Pull out from the material below all lines with "Diagnostic".

[start PROVIDED ENTRIES]

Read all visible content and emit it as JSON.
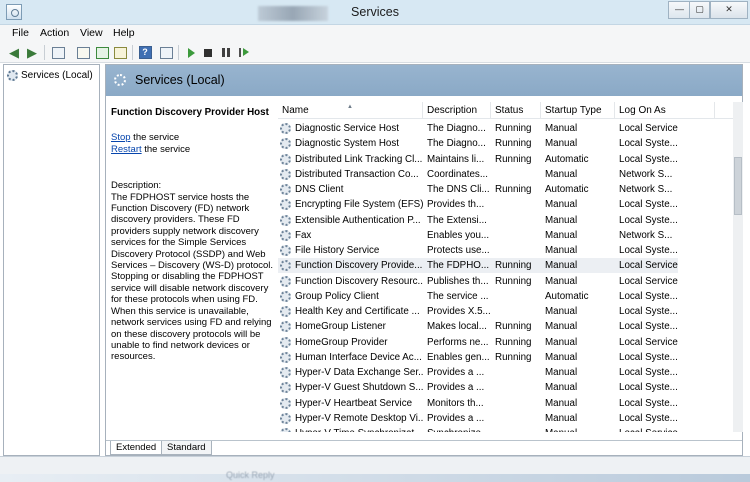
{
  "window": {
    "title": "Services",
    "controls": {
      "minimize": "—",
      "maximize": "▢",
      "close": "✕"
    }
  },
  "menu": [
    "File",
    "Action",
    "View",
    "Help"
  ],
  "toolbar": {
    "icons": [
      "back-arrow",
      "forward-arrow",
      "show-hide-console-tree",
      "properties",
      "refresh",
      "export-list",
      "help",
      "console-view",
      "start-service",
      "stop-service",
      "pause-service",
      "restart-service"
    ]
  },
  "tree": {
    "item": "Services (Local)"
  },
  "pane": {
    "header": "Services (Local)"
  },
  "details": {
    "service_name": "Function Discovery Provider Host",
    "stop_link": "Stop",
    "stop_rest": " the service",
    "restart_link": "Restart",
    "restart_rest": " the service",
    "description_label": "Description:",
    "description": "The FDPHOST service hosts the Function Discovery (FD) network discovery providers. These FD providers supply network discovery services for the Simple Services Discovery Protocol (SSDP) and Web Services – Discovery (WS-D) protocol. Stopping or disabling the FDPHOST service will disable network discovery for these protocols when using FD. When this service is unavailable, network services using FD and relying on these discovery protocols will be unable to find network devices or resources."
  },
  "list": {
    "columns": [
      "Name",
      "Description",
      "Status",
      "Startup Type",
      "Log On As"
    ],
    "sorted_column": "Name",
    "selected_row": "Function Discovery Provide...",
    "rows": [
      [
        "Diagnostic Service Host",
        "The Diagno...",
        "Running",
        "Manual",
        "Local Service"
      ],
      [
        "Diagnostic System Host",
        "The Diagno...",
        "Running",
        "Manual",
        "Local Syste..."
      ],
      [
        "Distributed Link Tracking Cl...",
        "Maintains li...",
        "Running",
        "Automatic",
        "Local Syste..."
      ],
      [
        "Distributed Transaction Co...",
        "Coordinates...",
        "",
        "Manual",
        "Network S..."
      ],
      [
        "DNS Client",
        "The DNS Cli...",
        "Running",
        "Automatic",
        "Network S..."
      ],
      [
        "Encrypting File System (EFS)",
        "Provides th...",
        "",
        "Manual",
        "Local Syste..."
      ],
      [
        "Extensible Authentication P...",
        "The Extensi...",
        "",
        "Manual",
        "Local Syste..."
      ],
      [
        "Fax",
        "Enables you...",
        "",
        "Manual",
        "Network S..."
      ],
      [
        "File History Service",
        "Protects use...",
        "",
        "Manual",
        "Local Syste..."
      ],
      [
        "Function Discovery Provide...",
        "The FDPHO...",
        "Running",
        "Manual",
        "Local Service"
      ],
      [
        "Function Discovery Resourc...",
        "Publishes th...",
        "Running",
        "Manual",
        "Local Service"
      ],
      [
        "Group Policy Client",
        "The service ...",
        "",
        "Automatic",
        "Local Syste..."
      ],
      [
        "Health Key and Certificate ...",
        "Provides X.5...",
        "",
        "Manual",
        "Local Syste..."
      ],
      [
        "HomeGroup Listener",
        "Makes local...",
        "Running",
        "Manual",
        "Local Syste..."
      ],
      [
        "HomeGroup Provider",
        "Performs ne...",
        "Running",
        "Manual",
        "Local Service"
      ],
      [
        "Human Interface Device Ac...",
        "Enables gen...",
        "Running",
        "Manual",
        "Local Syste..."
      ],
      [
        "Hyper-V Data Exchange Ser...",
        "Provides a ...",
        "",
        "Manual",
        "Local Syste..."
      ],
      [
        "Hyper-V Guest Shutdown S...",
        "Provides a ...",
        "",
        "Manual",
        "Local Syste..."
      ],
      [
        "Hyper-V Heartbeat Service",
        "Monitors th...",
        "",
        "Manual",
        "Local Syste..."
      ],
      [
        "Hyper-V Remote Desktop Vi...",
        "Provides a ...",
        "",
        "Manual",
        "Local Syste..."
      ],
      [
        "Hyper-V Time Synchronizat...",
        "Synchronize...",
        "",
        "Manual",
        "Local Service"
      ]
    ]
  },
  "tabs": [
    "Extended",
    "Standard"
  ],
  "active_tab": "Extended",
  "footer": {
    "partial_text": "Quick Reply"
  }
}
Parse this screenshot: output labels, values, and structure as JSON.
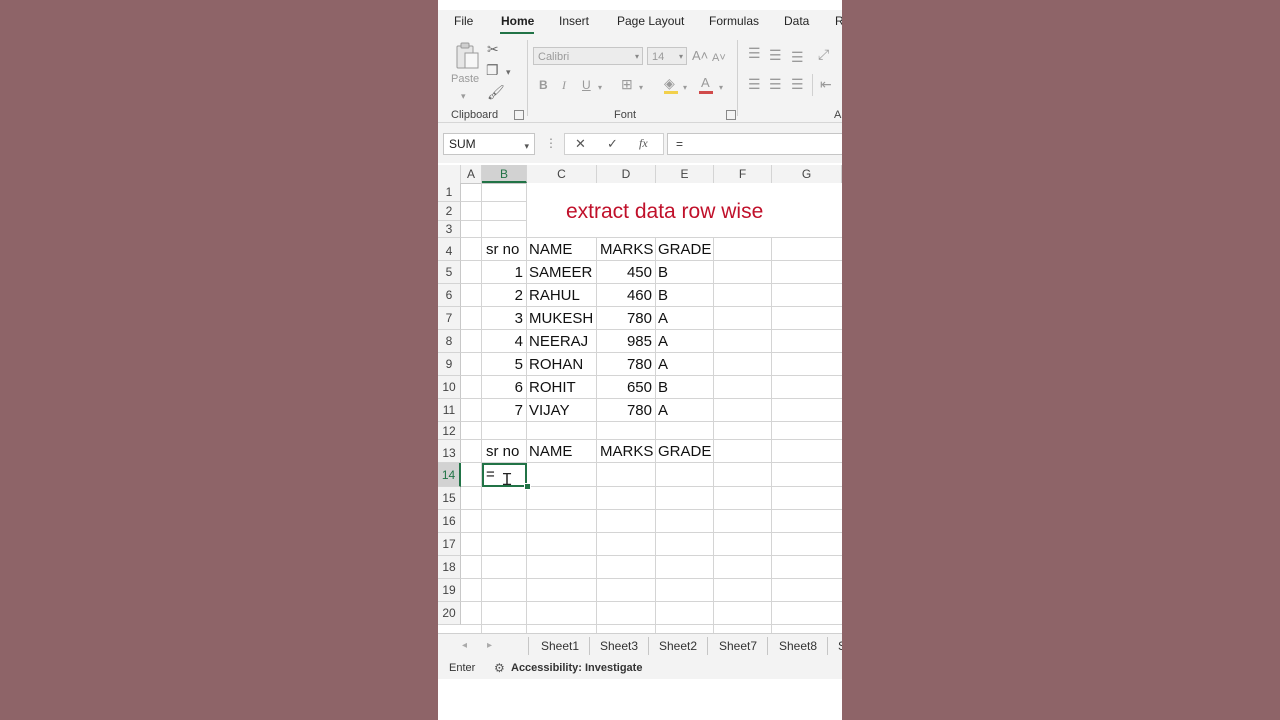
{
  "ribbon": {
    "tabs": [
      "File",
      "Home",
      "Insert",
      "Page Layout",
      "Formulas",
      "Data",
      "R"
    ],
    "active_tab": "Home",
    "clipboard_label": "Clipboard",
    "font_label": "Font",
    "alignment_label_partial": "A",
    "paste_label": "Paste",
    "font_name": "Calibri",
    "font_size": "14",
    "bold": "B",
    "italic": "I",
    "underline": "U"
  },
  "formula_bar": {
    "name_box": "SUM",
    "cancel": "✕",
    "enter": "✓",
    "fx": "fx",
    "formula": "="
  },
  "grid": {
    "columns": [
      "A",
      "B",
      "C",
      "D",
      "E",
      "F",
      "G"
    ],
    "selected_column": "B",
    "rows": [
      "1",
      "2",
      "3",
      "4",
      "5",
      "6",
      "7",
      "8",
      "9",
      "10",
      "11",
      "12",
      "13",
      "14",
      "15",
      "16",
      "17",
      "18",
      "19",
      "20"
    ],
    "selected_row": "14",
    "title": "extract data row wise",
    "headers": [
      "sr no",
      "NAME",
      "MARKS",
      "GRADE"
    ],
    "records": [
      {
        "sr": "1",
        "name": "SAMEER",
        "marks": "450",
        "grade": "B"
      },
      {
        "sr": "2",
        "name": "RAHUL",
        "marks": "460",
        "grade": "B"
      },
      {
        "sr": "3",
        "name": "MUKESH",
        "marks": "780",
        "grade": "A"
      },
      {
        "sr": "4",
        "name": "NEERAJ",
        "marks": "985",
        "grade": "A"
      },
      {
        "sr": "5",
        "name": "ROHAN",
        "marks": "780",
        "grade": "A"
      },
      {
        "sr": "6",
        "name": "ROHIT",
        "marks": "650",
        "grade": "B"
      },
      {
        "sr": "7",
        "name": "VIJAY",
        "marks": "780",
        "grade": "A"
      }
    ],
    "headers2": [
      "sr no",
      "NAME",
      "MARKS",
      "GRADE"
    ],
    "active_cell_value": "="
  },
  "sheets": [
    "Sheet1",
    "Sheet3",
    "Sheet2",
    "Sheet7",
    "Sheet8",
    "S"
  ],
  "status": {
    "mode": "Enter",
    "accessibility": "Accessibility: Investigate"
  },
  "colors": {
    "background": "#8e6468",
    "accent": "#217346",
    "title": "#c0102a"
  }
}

[end PROVIDED ENTRIES]

WRITTEN SOLUTION.
        "Diagnostic Service Host",
        "Diagnostic System Host",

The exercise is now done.